In the material below, find each line holding the string "title" and copy it.

Dataset excerpt
════════

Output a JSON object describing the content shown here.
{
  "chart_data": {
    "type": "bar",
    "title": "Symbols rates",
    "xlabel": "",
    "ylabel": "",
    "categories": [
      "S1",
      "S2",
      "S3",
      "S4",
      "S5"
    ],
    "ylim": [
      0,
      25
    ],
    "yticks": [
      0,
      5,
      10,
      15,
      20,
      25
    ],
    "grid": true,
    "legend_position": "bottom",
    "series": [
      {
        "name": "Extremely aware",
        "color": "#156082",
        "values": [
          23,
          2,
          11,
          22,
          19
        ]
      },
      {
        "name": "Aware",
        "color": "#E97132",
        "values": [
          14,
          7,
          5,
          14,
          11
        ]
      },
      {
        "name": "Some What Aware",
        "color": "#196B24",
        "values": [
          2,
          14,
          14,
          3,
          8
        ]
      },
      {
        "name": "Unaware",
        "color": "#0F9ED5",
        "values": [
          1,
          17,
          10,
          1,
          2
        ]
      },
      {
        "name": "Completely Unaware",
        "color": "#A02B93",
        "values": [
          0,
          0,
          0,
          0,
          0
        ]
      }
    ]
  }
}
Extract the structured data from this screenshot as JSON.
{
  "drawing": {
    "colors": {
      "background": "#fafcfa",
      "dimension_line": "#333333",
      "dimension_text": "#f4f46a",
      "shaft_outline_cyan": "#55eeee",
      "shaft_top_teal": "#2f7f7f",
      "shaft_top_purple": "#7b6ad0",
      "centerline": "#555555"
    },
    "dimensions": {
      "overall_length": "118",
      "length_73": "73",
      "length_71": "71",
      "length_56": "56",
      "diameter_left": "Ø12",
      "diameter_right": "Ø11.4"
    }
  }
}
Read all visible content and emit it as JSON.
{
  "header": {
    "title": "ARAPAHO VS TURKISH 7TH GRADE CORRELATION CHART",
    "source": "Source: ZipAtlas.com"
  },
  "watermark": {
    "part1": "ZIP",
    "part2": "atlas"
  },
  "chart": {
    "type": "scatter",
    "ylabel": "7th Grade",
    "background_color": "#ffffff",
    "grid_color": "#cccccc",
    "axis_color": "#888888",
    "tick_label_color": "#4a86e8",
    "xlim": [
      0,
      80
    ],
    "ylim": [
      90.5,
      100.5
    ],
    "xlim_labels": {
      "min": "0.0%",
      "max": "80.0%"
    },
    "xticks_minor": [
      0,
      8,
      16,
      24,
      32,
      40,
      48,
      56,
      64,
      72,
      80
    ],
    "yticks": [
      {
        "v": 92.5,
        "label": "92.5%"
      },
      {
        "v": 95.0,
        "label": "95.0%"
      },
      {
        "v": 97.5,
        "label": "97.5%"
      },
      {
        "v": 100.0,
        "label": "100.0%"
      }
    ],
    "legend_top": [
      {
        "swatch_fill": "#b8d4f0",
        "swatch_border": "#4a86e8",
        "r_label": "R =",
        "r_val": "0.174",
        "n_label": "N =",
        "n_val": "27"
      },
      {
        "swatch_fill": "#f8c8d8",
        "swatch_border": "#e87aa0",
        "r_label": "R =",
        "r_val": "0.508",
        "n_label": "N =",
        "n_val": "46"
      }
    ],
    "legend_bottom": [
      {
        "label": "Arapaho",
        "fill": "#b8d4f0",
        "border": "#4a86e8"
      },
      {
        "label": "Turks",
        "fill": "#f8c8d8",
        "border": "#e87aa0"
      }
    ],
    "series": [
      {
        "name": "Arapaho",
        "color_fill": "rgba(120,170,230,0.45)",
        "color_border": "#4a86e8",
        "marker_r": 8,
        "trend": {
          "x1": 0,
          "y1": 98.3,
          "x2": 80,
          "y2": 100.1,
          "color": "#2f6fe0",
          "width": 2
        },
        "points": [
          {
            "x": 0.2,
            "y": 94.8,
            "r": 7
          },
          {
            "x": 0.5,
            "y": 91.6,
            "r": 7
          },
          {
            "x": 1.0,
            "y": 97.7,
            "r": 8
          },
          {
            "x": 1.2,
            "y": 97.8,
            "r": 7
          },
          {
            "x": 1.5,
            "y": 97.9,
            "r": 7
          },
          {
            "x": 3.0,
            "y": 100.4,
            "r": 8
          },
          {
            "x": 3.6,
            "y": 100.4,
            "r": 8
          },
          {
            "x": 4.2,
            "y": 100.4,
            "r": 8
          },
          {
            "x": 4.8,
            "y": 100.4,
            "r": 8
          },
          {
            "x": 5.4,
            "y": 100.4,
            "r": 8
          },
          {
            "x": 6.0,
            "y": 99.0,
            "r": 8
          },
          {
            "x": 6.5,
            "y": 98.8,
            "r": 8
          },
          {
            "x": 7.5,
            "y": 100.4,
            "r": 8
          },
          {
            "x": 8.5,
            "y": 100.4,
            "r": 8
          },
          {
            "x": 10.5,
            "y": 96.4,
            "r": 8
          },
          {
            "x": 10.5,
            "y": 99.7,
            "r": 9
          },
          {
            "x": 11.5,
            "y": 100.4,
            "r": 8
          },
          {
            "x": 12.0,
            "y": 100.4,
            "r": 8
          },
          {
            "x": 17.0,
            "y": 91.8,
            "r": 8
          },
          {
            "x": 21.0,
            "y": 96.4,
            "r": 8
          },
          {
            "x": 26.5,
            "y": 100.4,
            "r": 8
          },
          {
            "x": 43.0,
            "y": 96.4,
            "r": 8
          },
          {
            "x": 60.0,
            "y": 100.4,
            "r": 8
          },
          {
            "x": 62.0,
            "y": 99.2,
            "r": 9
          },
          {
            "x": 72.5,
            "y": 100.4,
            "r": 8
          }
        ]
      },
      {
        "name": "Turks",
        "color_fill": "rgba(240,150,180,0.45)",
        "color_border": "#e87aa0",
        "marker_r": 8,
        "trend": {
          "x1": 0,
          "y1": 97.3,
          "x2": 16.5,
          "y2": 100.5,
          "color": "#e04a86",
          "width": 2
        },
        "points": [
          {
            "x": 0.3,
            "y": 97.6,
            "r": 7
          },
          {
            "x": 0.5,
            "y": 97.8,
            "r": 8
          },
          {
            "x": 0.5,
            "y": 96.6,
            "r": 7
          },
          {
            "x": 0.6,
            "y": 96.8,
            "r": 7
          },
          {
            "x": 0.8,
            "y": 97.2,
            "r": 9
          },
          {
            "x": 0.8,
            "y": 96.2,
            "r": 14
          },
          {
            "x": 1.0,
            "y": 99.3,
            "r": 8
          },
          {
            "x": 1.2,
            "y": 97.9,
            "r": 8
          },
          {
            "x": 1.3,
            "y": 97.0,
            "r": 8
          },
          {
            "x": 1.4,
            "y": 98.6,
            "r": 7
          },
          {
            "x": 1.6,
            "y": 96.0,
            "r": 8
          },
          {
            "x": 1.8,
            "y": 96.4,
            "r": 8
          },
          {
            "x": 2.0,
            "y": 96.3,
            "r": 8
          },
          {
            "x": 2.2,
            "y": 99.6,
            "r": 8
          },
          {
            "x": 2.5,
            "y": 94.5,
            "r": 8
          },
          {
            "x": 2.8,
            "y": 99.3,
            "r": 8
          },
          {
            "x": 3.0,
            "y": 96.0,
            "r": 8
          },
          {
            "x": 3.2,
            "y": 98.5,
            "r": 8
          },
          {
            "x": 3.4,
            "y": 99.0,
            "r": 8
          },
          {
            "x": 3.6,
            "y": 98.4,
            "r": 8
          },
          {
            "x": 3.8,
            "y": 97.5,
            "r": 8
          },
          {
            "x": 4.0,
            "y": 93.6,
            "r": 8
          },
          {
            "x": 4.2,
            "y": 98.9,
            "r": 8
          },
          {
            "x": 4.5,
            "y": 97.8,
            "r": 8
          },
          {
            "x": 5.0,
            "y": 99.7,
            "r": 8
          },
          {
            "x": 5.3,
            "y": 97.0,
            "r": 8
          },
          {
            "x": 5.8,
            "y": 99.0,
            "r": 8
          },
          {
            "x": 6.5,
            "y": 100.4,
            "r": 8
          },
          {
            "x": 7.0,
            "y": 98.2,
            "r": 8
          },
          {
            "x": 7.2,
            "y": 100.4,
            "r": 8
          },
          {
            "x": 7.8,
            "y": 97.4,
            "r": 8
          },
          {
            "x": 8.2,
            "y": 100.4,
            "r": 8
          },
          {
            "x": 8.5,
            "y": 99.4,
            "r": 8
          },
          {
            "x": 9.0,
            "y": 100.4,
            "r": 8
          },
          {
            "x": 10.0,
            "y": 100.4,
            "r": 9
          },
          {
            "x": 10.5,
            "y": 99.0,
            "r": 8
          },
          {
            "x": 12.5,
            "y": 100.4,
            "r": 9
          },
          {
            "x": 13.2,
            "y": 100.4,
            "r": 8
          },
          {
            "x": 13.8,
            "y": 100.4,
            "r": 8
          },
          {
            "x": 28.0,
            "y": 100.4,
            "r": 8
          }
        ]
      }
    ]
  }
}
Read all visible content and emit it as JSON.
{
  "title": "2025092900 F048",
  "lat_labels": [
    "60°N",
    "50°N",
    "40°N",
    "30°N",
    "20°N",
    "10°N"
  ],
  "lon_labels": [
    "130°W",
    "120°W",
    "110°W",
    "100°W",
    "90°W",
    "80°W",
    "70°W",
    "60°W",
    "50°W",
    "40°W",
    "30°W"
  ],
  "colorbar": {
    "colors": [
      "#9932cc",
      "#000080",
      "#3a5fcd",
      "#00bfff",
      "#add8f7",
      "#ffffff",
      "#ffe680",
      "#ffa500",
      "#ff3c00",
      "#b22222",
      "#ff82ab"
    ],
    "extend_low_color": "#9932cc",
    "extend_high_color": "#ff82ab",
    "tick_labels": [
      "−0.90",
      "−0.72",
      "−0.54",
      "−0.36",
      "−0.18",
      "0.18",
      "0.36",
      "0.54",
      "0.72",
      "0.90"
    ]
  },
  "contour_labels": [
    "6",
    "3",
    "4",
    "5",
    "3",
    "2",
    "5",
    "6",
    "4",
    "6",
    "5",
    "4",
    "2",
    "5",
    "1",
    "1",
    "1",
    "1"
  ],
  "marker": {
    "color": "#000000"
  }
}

════════

▸ WRITTEN RESPONSE:
    "title": "Symbols rates",
    "title": "ARAPAHO VS TURKISH 7TH GRADE CORRELATION CHART",
  "title": "2025092900 F048",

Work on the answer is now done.